Records that describe figures
----

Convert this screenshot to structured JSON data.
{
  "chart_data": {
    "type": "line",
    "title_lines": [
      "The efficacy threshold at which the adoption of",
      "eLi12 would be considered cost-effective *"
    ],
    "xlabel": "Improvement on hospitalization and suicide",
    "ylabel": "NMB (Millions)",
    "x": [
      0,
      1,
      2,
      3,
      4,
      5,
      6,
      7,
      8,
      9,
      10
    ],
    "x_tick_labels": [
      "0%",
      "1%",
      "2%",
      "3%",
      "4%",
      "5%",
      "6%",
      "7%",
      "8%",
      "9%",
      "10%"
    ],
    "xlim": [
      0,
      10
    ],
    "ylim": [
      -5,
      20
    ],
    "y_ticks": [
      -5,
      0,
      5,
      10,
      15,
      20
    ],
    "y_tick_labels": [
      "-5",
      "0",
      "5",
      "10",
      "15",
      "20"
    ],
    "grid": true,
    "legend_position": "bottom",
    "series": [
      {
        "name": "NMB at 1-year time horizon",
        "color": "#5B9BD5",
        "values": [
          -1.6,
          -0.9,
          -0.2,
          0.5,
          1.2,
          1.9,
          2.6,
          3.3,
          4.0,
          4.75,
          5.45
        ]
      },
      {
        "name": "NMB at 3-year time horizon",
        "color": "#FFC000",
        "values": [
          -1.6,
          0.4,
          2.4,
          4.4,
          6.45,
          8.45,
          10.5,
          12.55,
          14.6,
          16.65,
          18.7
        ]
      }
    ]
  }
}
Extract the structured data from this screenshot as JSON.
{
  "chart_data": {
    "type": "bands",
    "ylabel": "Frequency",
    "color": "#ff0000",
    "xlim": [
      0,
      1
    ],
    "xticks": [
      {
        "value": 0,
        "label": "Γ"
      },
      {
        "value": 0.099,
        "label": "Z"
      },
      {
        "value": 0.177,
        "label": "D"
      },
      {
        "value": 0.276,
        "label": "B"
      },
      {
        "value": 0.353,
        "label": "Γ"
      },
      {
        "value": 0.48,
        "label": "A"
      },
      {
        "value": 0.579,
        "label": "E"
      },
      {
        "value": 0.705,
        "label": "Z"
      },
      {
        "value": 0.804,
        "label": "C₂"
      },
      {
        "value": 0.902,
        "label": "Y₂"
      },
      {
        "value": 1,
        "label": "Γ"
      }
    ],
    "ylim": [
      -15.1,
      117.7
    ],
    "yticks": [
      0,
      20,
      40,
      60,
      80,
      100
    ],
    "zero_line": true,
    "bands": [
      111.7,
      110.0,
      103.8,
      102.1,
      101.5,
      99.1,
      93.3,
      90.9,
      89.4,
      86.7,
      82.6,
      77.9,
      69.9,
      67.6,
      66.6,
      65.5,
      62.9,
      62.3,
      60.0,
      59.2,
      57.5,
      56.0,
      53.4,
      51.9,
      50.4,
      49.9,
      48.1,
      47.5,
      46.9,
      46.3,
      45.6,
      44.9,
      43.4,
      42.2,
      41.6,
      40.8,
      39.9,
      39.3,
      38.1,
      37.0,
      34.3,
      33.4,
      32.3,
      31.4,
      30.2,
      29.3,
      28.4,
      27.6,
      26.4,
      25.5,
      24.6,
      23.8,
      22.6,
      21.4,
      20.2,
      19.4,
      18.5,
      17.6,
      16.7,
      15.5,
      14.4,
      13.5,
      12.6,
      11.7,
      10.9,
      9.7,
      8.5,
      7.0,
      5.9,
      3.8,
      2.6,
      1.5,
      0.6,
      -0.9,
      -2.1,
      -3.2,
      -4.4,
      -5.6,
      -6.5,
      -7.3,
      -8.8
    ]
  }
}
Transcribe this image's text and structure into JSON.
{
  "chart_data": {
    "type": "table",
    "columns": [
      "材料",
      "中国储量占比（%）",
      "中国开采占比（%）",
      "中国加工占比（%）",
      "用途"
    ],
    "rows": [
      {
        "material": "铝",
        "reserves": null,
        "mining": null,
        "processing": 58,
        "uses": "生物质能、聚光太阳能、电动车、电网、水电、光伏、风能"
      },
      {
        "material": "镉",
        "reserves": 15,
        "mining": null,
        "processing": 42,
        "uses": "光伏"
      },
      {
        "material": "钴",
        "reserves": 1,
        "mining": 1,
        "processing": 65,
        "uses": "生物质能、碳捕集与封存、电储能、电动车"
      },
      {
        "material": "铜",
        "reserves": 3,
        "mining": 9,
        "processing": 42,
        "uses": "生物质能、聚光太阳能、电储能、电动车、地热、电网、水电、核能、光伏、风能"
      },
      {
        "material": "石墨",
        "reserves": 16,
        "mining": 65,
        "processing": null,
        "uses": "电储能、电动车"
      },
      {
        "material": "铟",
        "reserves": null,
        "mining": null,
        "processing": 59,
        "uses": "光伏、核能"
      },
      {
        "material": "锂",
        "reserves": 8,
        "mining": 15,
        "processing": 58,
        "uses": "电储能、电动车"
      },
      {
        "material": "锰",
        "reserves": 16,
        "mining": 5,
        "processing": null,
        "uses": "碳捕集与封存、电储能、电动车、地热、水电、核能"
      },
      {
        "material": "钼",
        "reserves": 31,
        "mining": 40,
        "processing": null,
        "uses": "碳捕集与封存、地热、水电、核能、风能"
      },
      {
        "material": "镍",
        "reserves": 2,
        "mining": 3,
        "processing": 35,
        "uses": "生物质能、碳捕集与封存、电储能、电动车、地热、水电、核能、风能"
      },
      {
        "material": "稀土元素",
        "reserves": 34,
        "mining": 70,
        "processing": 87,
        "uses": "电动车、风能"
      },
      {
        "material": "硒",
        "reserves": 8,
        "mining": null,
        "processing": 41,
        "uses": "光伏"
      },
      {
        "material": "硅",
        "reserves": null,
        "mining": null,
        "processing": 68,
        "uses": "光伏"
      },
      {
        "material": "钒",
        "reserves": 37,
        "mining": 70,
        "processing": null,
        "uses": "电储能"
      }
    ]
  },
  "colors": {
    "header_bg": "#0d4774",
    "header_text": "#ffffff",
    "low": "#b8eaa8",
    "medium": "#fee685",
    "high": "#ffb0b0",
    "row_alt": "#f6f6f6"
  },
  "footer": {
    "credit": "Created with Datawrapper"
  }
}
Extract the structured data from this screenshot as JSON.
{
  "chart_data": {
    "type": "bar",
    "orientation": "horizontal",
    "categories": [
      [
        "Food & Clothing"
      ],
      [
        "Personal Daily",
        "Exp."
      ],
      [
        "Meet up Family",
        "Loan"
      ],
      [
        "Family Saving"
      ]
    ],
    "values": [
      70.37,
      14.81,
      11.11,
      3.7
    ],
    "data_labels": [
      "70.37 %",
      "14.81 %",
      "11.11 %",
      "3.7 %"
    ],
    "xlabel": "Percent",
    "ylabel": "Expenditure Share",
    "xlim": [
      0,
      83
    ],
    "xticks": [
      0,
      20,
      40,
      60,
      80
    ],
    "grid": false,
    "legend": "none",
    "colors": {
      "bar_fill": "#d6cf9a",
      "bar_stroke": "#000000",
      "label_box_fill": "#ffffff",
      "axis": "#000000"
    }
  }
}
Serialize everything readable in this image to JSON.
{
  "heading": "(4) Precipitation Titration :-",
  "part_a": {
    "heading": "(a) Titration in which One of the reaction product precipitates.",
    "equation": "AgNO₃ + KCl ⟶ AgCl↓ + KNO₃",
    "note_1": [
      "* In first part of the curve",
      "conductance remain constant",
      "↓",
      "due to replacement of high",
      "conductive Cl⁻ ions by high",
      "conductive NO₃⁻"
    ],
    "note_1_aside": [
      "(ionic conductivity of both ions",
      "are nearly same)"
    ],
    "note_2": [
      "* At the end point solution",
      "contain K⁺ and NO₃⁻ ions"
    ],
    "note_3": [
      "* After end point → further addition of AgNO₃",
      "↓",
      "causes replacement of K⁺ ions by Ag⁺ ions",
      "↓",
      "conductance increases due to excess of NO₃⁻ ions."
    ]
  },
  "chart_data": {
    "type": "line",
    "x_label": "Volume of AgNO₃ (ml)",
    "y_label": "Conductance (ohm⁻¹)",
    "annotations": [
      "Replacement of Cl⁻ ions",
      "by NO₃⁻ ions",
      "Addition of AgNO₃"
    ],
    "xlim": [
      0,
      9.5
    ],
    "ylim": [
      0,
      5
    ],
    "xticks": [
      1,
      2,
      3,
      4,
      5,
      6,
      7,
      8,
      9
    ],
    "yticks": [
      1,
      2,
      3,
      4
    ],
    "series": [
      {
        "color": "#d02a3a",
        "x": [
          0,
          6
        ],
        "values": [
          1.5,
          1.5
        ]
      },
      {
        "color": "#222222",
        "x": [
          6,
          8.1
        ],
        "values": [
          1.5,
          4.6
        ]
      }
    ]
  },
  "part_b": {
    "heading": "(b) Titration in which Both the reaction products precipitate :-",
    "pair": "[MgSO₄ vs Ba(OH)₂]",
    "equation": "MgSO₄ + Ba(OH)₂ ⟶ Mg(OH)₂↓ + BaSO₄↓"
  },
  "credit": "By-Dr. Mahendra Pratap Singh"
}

----

Identify every line where the string "year" appears.

▸ **THE RESPONSE**:
        "name": "NMB at 1-year time horizon",
        "name": "NMB at 3-year time horizon",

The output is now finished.